- _Given task_:
Write every line out verbatim and omit the pictures.

- _Structured figure records_:
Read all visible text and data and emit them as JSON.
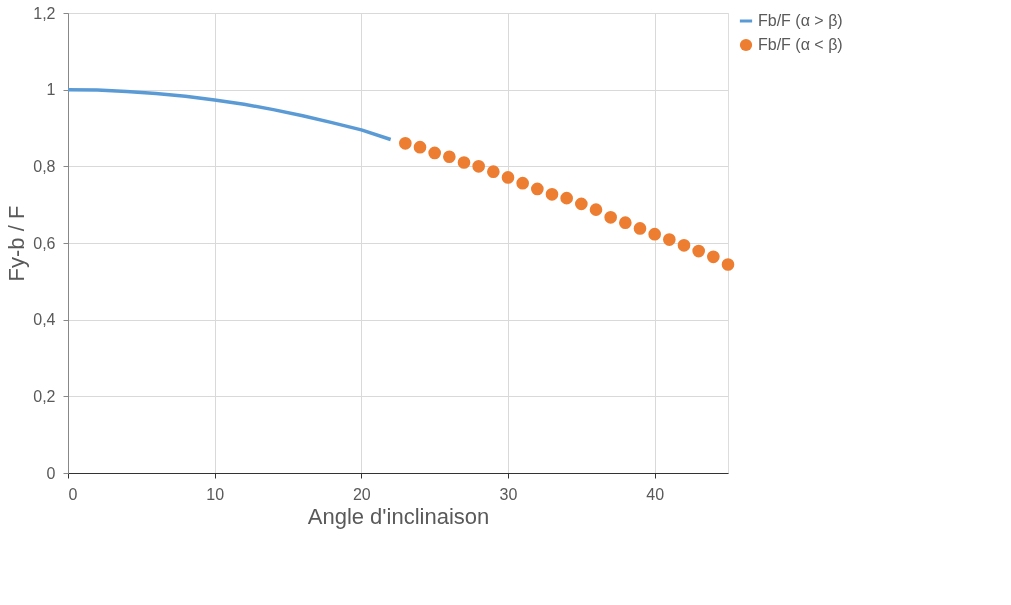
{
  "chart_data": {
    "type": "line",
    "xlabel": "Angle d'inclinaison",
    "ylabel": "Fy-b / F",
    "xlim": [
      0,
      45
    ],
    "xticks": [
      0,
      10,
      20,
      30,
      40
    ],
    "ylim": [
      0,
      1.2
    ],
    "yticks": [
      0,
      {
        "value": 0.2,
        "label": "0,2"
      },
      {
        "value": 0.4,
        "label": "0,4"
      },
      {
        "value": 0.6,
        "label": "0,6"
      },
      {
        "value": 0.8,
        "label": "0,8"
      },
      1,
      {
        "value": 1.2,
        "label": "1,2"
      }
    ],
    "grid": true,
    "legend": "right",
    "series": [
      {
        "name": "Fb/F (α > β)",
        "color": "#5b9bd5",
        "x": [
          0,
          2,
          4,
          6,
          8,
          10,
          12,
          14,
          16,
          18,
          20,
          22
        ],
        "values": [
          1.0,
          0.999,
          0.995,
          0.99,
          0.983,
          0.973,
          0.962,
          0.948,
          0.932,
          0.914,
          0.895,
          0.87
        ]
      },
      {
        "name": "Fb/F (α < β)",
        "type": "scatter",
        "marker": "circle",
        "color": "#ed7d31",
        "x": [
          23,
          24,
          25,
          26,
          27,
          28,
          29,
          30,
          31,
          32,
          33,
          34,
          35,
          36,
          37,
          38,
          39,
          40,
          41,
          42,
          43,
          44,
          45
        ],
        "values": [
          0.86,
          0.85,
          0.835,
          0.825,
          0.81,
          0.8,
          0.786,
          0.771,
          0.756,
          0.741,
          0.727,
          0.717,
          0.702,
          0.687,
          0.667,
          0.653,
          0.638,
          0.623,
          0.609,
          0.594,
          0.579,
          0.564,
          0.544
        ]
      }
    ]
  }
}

- _Worked answer_:
Read all visible text and data and emit them as JSON.
{
  "chart_data": {
    "type": "line",
    "xlabel": "Angle d'inclinaison",
    "ylabel": "Fy-b / F",
    "xlim": [
      0,
      45
    ],
    "xticks": [
      0,
      10,
      20,
      30,
      40
    ],
    "ylim": [
      0,
      1.2
    ],
    "yticks": [
      0,
      {
        "value": 0.2,
        "label": "0,2"
      },
      {
        "value": 0.4,
        "label": "0,4"
      },
      {
        "value": 0.6,
        "label": "0,6"
      },
      {
        "value": 0.8,
        "label": "0,8"
      },
      1,
      {
        "value": 1.2,
        "label": "1,2"
      }
    ],
    "grid": true,
    "legend": "right",
    "series": [
      {
        "name": "Fb/F (α > β)",
        "color": "#5b9bd5",
        "x": [
          0,
          2,
          4,
          6,
          8,
          10,
          12,
          14,
          16,
          18,
          20,
          22
        ],
        "values": [
          1.0,
          0.999,
          0.995,
          0.99,
          0.983,
          0.973,
          0.962,
          0.948,
          0.932,
          0.914,
          0.895,
          0.87
        ]
      },
      {
        "name": "Fb/F (α < β)",
        "type": "scatter",
        "marker": "circle",
        "color": "#ed7d31",
        "x": [
          23,
          24,
          25,
          26,
          27,
          28,
          29,
          30,
          31,
          32,
          33,
          34,
          35,
          36,
          37,
          38,
          39,
          40,
          41,
          42,
          43,
          44,
          45
        ],
        "values": [
          0.86,
          0.85,
          0.835,
          0.825,
          0.81,
          0.8,
          0.786,
          0.771,
          0.756,
          0.741,
          0.727,
          0.717,
          0.702,
          0.687,
          0.667,
          0.653,
          0.638,
          0.623,
          0.609,
          0.594,
          0.579,
          0.564,
          0.544
        ]
      }
    ]
  }
}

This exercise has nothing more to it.